### TASK OBJECTIVE
Without the pictures, set down the records below word for word.

○ ○ ○ ○ ○ ○ ○

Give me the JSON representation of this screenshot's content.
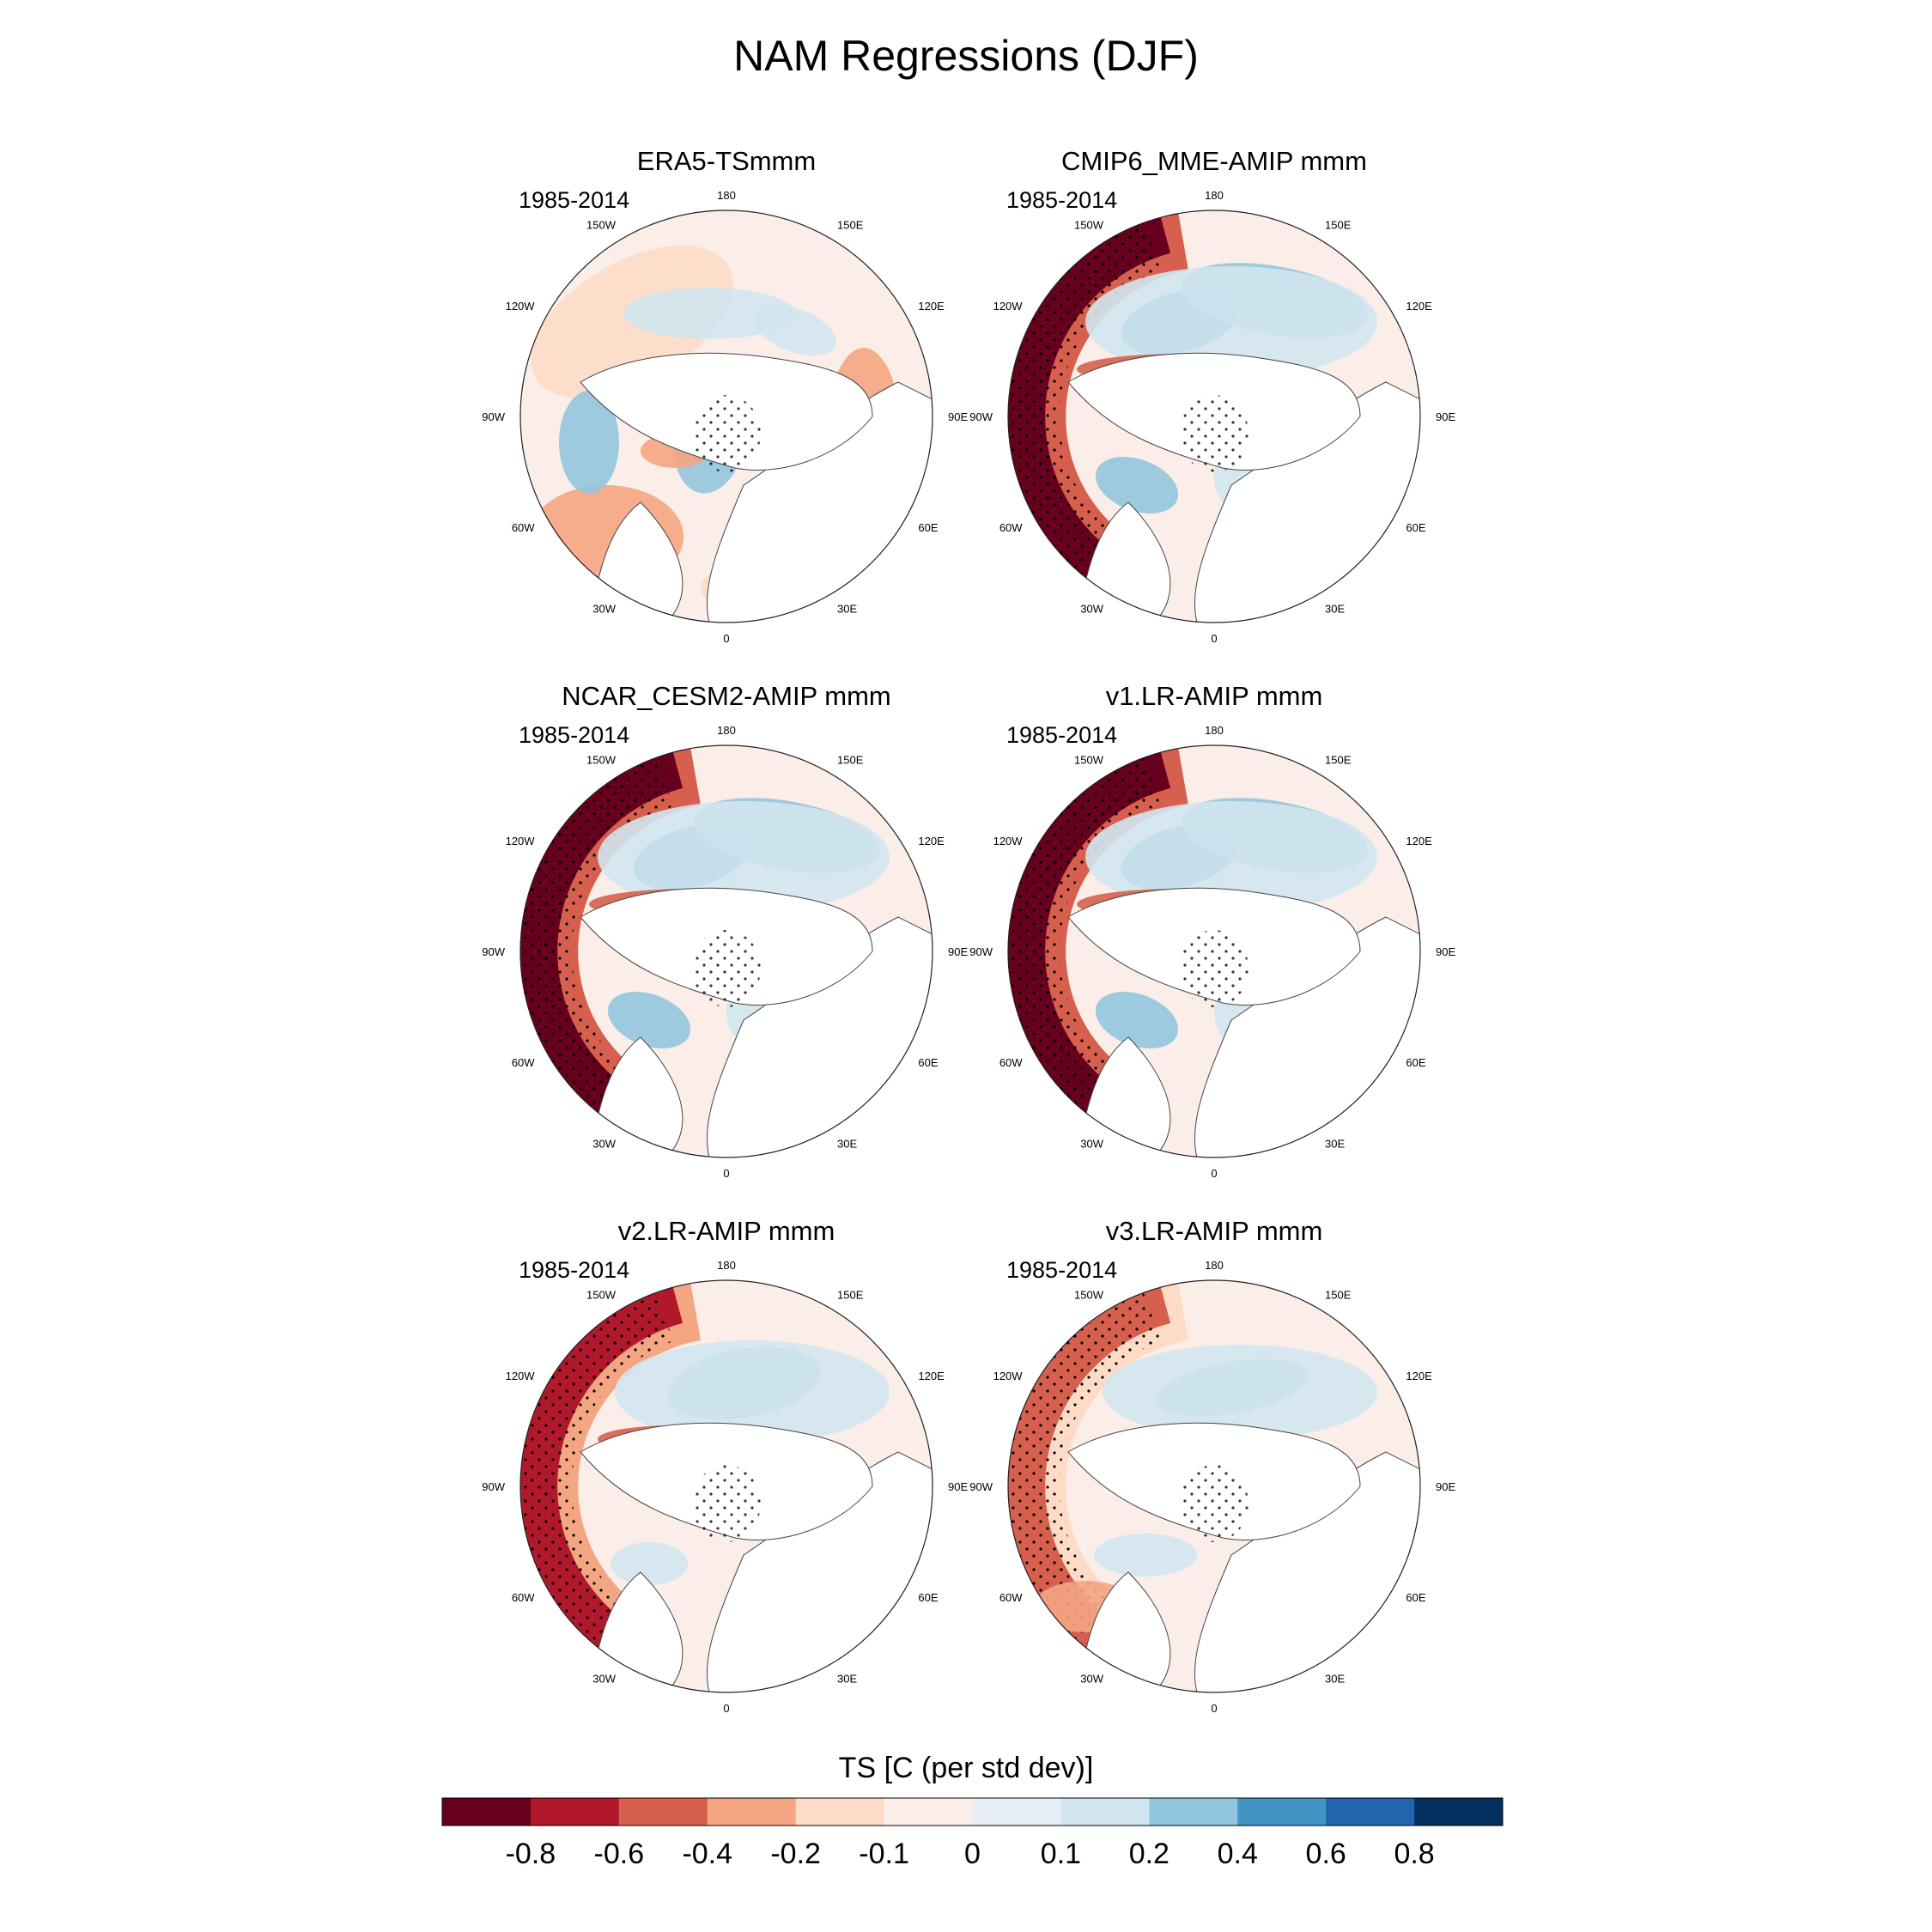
{
  "figure": {
    "title": "NAM Regressions (DJF)",
    "period_label": "1985-2014"
  },
  "panels": [
    {
      "title": "ERA5-TSmmm",
      "pattern": "era5"
    },
    {
      "title": "CMIP6_MME-AMIP  mmm",
      "pattern": "strong"
    },
    {
      "title": "NCAR_CESM2-AMIP  mmm",
      "pattern": "strong"
    },
    {
      "title": "v1.LR-AMIP  mmm",
      "pattern": "strong"
    },
    {
      "title": "v2.LR-AMIP  mmm",
      "pattern": "medium"
    },
    {
      "title": "v3.LR-AMIP  mmm",
      "pattern": "weak"
    }
  ],
  "longitude_labels": [
    "180",
    "150E",
    "120E",
    "90E",
    "60E",
    "30E",
    "0",
    "30W",
    "60W",
    "90W",
    "120W",
    "150W"
  ],
  "colorbar": {
    "title": "TS [C (per std dev)]",
    "tick_labels": [
      "-0.8",
      "-0.6",
      "-0.4",
      "-0.2",
      "-0.1",
      "0",
      "0.1",
      "0.2",
      "0.4",
      "0.6",
      "0.8"
    ],
    "colors": [
      "#67001f",
      "#b2182b",
      "#d6604d",
      "#f4a582",
      "#fddbc7",
      "#fbeee8",
      "#e8eef5",
      "#d1e5f0",
      "#92c5de",
      "#4393c3",
      "#2166ac",
      "#053061"
    ]
  }
}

○ ○ ○ ○ ○ ○ ○

### WRITTEN ANSWER
Give me the JSON representation of this screenshot's content.
{
  "figure": {
    "title": "NAM Regressions (DJF)",
    "period_label": "1985-2014"
  },
  "panels": [
    {
      "title": "ERA5-TSmmm",
      "pattern": "era5"
    },
    {
      "title": "CMIP6_MME-AMIP  mmm",
      "pattern": "strong"
    },
    {
      "title": "NCAR_CESM2-AMIP  mmm",
      "pattern": "strong"
    },
    {
      "title": "v1.LR-AMIP  mmm",
      "pattern": "strong"
    },
    {
      "title": "v2.LR-AMIP  mmm",
      "pattern": "medium"
    },
    {
      "title": "v3.LR-AMIP  mmm",
      "pattern": "weak"
    }
  ],
  "longitude_labels": [
    "180",
    "150E",
    "120E",
    "90E",
    "60E",
    "30E",
    "0",
    "30W",
    "60W",
    "90W",
    "120W",
    "150W"
  ],
  "colorbar": {
    "title": "TS [C (per std dev)]",
    "tick_labels": [
      "-0.8",
      "-0.6",
      "-0.4",
      "-0.2",
      "-0.1",
      "0",
      "0.1",
      "0.2",
      "0.4",
      "0.6",
      "0.8"
    ],
    "colors": [
      "#67001f",
      "#b2182b",
      "#d6604d",
      "#f4a582",
      "#fddbc7",
      "#fbeee8",
      "#e8eef5",
      "#d1e5f0",
      "#92c5de",
      "#4393c3",
      "#2166ac",
      "#053061"
    ]
  }
}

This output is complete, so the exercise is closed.